> **TASK MATERIAL**
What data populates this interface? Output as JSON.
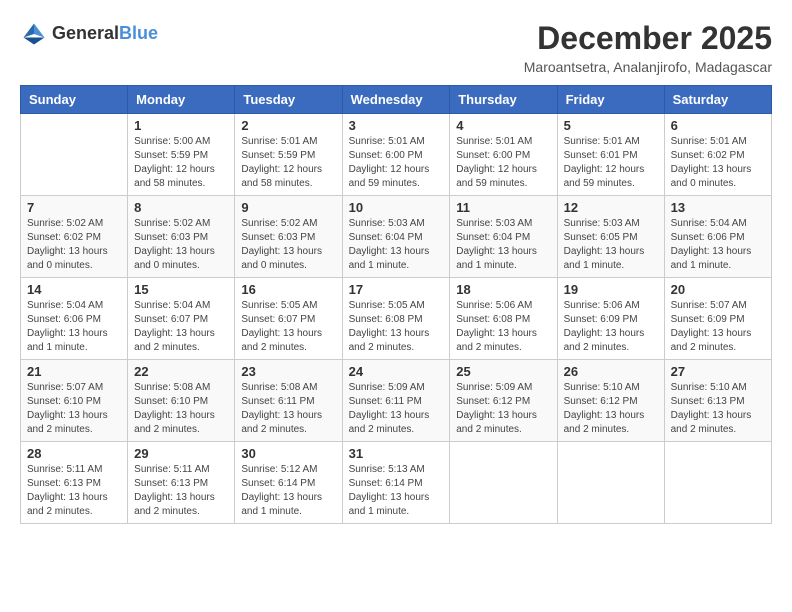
{
  "logo": {
    "general": "General",
    "blue": "Blue"
  },
  "title": {
    "month_year": "December 2025",
    "location": "Maroantsetra, Analanjirofo, Madagascar"
  },
  "calendar": {
    "headers": [
      "Sunday",
      "Monday",
      "Tuesday",
      "Wednesday",
      "Thursday",
      "Friday",
      "Saturday"
    ],
    "weeks": [
      [
        {
          "day": "",
          "info": ""
        },
        {
          "day": "1",
          "info": "Sunrise: 5:00 AM\nSunset: 5:59 PM\nDaylight: 12 hours\nand 58 minutes."
        },
        {
          "day": "2",
          "info": "Sunrise: 5:01 AM\nSunset: 5:59 PM\nDaylight: 12 hours\nand 58 minutes."
        },
        {
          "day": "3",
          "info": "Sunrise: 5:01 AM\nSunset: 6:00 PM\nDaylight: 12 hours\nand 59 minutes."
        },
        {
          "day": "4",
          "info": "Sunrise: 5:01 AM\nSunset: 6:00 PM\nDaylight: 12 hours\nand 59 minutes."
        },
        {
          "day": "5",
          "info": "Sunrise: 5:01 AM\nSunset: 6:01 PM\nDaylight: 12 hours\nand 59 minutes."
        },
        {
          "day": "6",
          "info": "Sunrise: 5:01 AM\nSunset: 6:02 PM\nDaylight: 13 hours\nand 0 minutes."
        }
      ],
      [
        {
          "day": "7",
          "info": "Sunrise: 5:02 AM\nSunset: 6:02 PM\nDaylight: 13 hours\nand 0 minutes."
        },
        {
          "day": "8",
          "info": "Sunrise: 5:02 AM\nSunset: 6:03 PM\nDaylight: 13 hours\nand 0 minutes."
        },
        {
          "day": "9",
          "info": "Sunrise: 5:02 AM\nSunset: 6:03 PM\nDaylight: 13 hours\nand 0 minutes."
        },
        {
          "day": "10",
          "info": "Sunrise: 5:03 AM\nSunset: 6:04 PM\nDaylight: 13 hours\nand 1 minute."
        },
        {
          "day": "11",
          "info": "Sunrise: 5:03 AM\nSunset: 6:04 PM\nDaylight: 13 hours\nand 1 minute."
        },
        {
          "day": "12",
          "info": "Sunrise: 5:03 AM\nSunset: 6:05 PM\nDaylight: 13 hours\nand 1 minute."
        },
        {
          "day": "13",
          "info": "Sunrise: 5:04 AM\nSunset: 6:06 PM\nDaylight: 13 hours\nand 1 minute."
        }
      ],
      [
        {
          "day": "14",
          "info": "Sunrise: 5:04 AM\nSunset: 6:06 PM\nDaylight: 13 hours\nand 1 minute."
        },
        {
          "day": "15",
          "info": "Sunrise: 5:04 AM\nSunset: 6:07 PM\nDaylight: 13 hours\nand 2 minutes."
        },
        {
          "day": "16",
          "info": "Sunrise: 5:05 AM\nSunset: 6:07 PM\nDaylight: 13 hours\nand 2 minutes."
        },
        {
          "day": "17",
          "info": "Sunrise: 5:05 AM\nSunset: 6:08 PM\nDaylight: 13 hours\nand 2 minutes."
        },
        {
          "day": "18",
          "info": "Sunrise: 5:06 AM\nSunset: 6:08 PM\nDaylight: 13 hours\nand 2 minutes."
        },
        {
          "day": "19",
          "info": "Sunrise: 5:06 AM\nSunset: 6:09 PM\nDaylight: 13 hours\nand 2 minutes."
        },
        {
          "day": "20",
          "info": "Sunrise: 5:07 AM\nSunset: 6:09 PM\nDaylight: 13 hours\nand 2 minutes."
        }
      ],
      [
        {
          "day": "21",
          "info": "Sunrise: 5:07 AM\nSunset: 6:10 PM\nDaylight: 13 hours\nand 2 minutes."
        },
        {
          "day": "22",
          "info": "Sunrise: 5:08 AM\nSunset: 6:10 PM\nDaylight: 13 hours\nand 2 minutes."
        },
        {
          "day": "23",
          "info": "Sunrise: 5:08 AM\nSunset: 6:11 PM\nDaylight: 13 hours\nand 2 minutes."
        },
        {
          "day": "24",
          "info": "Sunrise: 5:09 AM\nSunset: 6:11 PM\nDaylight: 13 hours\nand 2 minutes."
        },
        {
          "day": "25",
          "info": "Sunrise: 5:09 AM\nSunset: 6:12 PM\nDaylight: 13 hours\nand 2 minutes."
        },
        {
          "day": "26",
          "info": "Sunrise: 5:10 AM\nSunset: 6:12 PM\nDaylight: 13 hours\nand 2 minutes."
        },
        {
          "day": "27",
          "info": "Sunrise: 5:10 AM\nSunset: 6:13 PM\nDaylight: 13 hours\nand 2 minutes."
        }
      ],
      [
        {
          "day": "28",
          "info": "Sunrise: 5:11 AM\nSunset: 6:13 PM\nDaylight: 13 hours\nand 2 minutes."
        },
        {
          "day": "29",
          "info": "Sunrise: 5:11 AM\nSunset: 6:13 PM\nDaylight: 13 hours\nand 2 minutes."
        },
        {
          "day": "30",
          "info": "Sunrise: 5:12 AM\nSunset: 6:14 PM\nDaylight: 13 hours\nand 1 minute."
        },
        {
          "day": "31",
          "info": "Sunrise: 5:13 AM\nSunset: 6:14 PM\nDaylight: 13 hours\nand 1 minute."
        },
        {
          "day": "",
          "info": ""
        },
        {
          "day": "",
          "info": ""
        },
        {
          "day": "",
          "info": ""
        }
      ]
    ]
  }
}
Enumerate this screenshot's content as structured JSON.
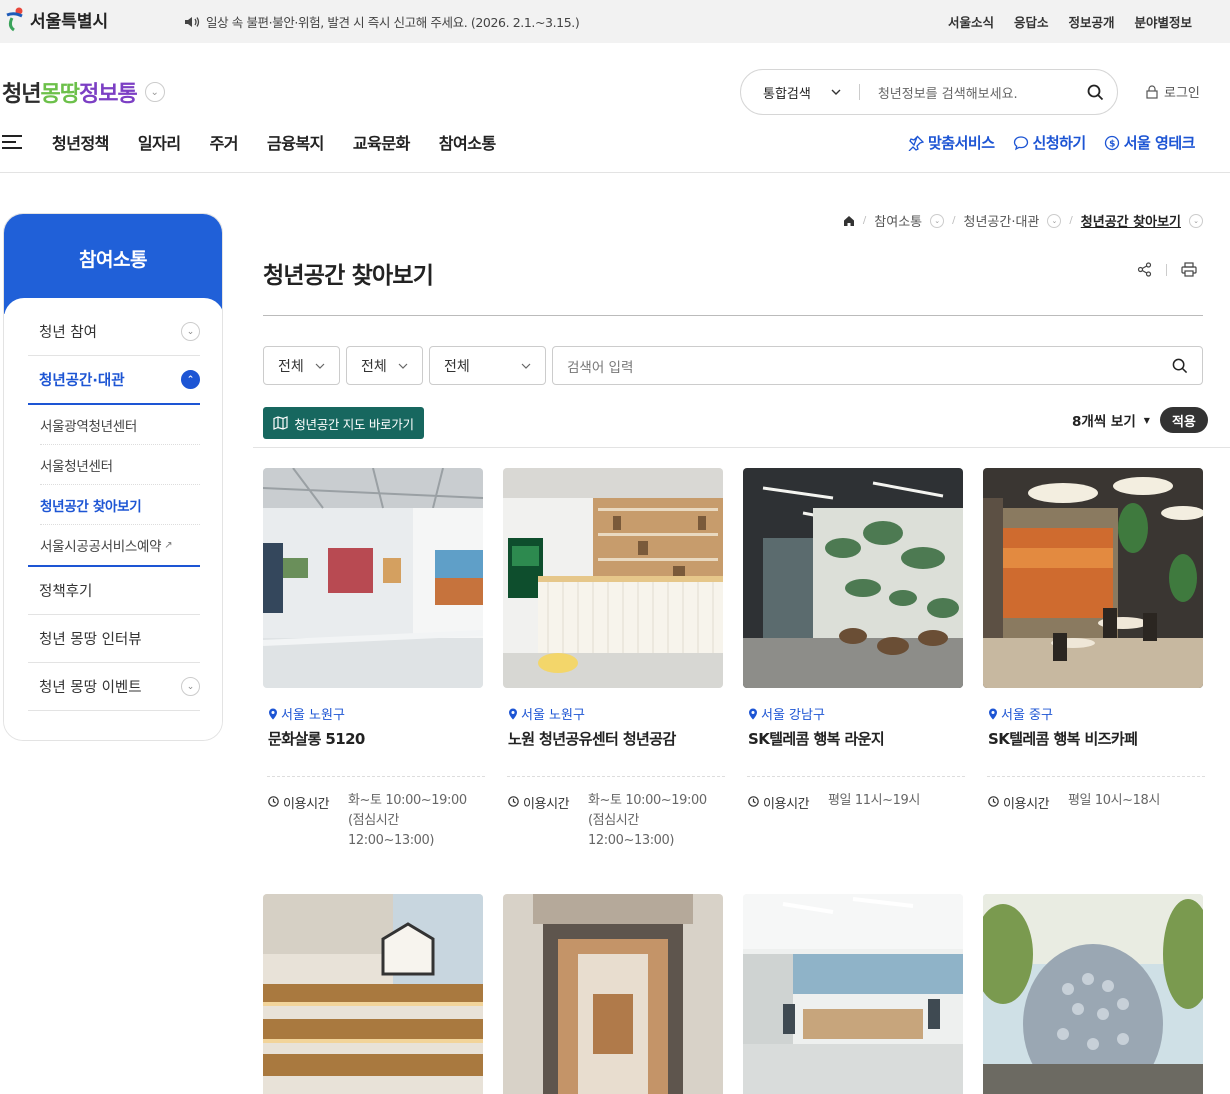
{
  "topbar": {
    "site_name": "서울특별시",
    "notice": "일상 속 불편·불안·위험, 발견 시 즉시 신고해 주세요. (2026. 2.1.~3.15.)",
    "links": [
      "서울소식",
      "응답소",
      "정보공개",
      "분야별정보"
    ]
  },
  "header": {
    "logo": {
      "part1": "청년",
      "part2": "몽땅",
      "part3": "정보통"
    },
    "search": {
      "scope": "통합검색",
      "placeholder": "청년정보를 검색해보세요."
    },
    "login": "로그인",
    "gnb": [
      "청년정책",
      "일자리",
      "주거",
      "금융복지",
      "교육문화",
      "참여소통"
    ],
    "quick": [
      "맞춤서비스",
      "신청하기",
      "서울 영테크"
    ]
  },
  "sidebar": {
    "title": "참여소통",
    "items": [
      {
        "label": "청년 참여"
      },
      {
        "label": "청년공간·대관"
      },
      {
        "label": "정책후기"
      },
      {
        "label": "청년 몽땅 인터뷰"
      },
      {
        "label": "청년 몽땅 이벤트"
      }
    ],
    "sub_items": [
      "서울광역청년센터",
      "서울청년센터",
      "청년공간 찾아보기",
      "서울시공공서비스예약"
    ]
  },
  "breadcrumb": [
    "참여소통",
    "청년공간·대관",
    "청년공간 찾아보기"
  ],
  "page": {
    "title": "청년공간 찾아보기",
    "filters": [
      "전체",
      "전체",
      "전체"
    ],
    "keyword_placeholder": "검색어 입력",
    "map_button": "청년공간 지도 바로가기",
    "per_page": "8개씩 보기",
    "apply": "적용"
  },
  "cards": [
    {
      "location": "서울 노원구",
      "name": "문화살롱 5120",
      "hours_label": "이용시간",
      "hours": "화~토 10:00~19:00 (점심시간 12:00~13:00)"
    },
    {
      "location": "서울 노원구",
      "name": "노원 청년공유센터 청년공감",
      "hours_label": "이용시간",
      "hours": "화~토 10:00~19:00 (점심시간 12:00~13:00)"
    },
    {
      "location": "서울 강남구",
      "name": "SK텔레콤 행복 라운지",
      "hours_label": "이용시간",
      "hours": "평일 11시~19시"
    },
    {
      "location": "서울 중구",
      "name": "SK텔레콤 행복 비즈카페",
      "hours_label": "이용시간",
      "hours": "평일 10시~18시"
    }
  ],
  "colors": {
    "brand_blue": "#2060d8",
    "map_button": "#17675f"
  }
}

> **GIVEN PROBLEM**
In the data above, count the lines where the word "location" appears; reply with the number only.

> **THE REPLY**
5